- [Exercise directions] Filter the records for lines holding the string "name".

- [Given data]
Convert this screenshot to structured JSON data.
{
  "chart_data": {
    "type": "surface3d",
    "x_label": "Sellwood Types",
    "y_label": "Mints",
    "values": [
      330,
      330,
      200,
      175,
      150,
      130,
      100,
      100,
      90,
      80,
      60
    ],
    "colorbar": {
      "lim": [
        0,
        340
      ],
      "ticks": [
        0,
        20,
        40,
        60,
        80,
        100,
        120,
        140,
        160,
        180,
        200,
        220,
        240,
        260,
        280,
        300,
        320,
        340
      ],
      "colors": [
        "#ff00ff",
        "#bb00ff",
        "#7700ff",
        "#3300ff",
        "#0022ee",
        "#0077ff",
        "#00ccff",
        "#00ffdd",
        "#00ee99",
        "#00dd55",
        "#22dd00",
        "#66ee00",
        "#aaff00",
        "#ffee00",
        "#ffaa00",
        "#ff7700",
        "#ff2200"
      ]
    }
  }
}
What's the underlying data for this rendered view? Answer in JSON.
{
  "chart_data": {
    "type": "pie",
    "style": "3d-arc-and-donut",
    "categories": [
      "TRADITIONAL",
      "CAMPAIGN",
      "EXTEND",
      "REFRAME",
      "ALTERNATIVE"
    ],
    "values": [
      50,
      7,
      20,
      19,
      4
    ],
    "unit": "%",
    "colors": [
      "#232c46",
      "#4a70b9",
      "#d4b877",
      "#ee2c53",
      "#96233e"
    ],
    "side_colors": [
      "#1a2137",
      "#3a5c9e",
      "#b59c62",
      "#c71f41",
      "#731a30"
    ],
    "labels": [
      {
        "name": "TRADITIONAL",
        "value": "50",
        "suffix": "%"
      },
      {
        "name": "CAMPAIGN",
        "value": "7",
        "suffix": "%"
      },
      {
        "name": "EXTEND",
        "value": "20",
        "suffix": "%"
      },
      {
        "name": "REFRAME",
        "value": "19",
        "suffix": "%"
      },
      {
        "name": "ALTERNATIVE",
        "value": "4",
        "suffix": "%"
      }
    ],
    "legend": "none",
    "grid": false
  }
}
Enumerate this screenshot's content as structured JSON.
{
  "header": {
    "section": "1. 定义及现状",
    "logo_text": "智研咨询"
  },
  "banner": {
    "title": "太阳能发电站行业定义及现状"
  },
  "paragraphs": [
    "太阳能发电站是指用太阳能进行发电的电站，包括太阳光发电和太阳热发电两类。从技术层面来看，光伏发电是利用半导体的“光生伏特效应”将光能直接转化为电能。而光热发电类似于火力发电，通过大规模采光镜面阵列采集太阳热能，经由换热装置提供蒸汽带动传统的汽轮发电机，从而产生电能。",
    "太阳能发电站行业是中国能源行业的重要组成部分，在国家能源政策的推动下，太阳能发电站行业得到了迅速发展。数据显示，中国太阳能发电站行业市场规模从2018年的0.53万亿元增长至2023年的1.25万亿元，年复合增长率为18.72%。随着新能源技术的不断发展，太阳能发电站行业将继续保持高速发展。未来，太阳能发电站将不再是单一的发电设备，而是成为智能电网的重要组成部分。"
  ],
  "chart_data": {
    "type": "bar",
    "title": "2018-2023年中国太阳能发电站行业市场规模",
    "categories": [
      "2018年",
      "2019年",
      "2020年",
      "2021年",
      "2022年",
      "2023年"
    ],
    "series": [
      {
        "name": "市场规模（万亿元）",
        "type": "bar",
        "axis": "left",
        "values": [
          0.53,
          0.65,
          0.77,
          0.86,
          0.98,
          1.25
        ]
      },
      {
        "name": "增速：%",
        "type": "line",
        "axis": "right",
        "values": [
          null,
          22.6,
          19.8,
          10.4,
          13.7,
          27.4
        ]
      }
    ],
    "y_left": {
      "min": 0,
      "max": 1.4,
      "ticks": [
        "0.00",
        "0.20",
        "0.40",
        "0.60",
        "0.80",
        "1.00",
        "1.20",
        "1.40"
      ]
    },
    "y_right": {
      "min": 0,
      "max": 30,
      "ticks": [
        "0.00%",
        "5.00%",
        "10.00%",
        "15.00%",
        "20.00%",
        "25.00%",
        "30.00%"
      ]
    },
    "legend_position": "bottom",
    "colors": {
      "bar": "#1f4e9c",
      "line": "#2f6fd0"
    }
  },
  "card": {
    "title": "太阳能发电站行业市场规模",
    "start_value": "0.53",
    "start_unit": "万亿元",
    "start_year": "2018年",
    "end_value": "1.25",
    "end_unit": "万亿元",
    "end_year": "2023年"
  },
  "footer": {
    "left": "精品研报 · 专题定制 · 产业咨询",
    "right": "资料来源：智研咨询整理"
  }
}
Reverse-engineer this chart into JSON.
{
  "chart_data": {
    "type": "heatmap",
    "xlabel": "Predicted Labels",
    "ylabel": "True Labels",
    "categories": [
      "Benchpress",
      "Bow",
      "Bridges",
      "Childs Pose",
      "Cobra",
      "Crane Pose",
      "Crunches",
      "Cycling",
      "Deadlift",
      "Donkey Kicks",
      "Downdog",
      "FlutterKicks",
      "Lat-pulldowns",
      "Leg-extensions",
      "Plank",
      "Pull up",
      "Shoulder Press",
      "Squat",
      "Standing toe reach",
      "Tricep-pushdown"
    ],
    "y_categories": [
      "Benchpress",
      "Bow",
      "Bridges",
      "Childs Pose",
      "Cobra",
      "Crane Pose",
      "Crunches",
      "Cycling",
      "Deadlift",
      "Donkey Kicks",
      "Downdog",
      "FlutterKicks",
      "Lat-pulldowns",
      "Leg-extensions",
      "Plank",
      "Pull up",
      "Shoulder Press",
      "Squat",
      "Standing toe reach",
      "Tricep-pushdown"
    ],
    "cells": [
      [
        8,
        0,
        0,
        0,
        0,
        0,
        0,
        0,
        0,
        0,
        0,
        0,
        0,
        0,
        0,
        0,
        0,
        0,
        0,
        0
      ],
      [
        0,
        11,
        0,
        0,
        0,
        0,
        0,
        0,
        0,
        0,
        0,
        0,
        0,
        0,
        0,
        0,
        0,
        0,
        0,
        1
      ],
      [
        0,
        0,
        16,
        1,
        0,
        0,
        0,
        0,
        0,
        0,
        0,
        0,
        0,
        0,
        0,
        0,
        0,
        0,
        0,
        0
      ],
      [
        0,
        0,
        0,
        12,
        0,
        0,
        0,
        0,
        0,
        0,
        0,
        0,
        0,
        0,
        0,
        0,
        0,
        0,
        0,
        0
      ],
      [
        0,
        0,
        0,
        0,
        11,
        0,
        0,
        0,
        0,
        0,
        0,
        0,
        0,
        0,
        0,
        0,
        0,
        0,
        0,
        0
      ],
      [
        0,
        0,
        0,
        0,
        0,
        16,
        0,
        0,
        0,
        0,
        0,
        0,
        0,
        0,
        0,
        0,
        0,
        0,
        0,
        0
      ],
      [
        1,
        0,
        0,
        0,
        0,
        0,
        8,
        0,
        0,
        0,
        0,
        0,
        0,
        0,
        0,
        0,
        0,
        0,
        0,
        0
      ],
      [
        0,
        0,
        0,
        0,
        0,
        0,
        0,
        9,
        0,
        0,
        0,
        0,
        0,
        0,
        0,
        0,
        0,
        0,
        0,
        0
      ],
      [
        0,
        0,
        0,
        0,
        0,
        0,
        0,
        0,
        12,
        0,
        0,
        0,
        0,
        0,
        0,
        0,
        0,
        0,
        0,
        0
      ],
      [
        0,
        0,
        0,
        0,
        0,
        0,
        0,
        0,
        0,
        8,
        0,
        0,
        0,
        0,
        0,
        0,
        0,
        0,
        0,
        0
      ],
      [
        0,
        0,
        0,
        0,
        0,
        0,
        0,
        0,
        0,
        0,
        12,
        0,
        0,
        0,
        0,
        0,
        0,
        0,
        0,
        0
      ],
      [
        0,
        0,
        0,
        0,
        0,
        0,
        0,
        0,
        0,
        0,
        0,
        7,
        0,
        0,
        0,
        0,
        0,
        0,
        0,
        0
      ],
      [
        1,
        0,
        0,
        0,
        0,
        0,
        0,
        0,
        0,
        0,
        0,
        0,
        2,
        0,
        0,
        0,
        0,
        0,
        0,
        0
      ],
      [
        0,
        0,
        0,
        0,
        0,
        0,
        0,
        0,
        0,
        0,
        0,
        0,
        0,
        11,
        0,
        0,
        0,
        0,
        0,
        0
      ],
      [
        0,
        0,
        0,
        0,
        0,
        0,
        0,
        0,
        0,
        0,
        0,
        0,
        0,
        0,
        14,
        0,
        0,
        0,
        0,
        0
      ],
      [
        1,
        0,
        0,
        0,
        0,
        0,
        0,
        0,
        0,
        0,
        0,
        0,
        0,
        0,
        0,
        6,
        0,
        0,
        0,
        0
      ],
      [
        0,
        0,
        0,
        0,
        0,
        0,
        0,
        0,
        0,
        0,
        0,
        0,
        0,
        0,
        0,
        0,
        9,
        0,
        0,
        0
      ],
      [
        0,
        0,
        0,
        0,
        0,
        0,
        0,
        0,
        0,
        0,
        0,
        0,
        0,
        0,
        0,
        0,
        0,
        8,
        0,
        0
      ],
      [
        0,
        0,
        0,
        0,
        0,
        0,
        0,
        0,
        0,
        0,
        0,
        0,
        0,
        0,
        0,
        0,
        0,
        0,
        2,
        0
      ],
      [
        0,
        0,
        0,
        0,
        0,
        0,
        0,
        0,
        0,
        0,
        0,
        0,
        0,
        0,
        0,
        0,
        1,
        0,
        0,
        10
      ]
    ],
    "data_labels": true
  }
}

- [Task solution]
        "name": "TRADITIONAL",
        "name": "CAMPAIGN",
        "name": "EXTEND",
        "name": "REFRAME",
        "name": "ALTERNATIVE",
        "name": "市场规模（万亿元）",
        "name": "增速：%",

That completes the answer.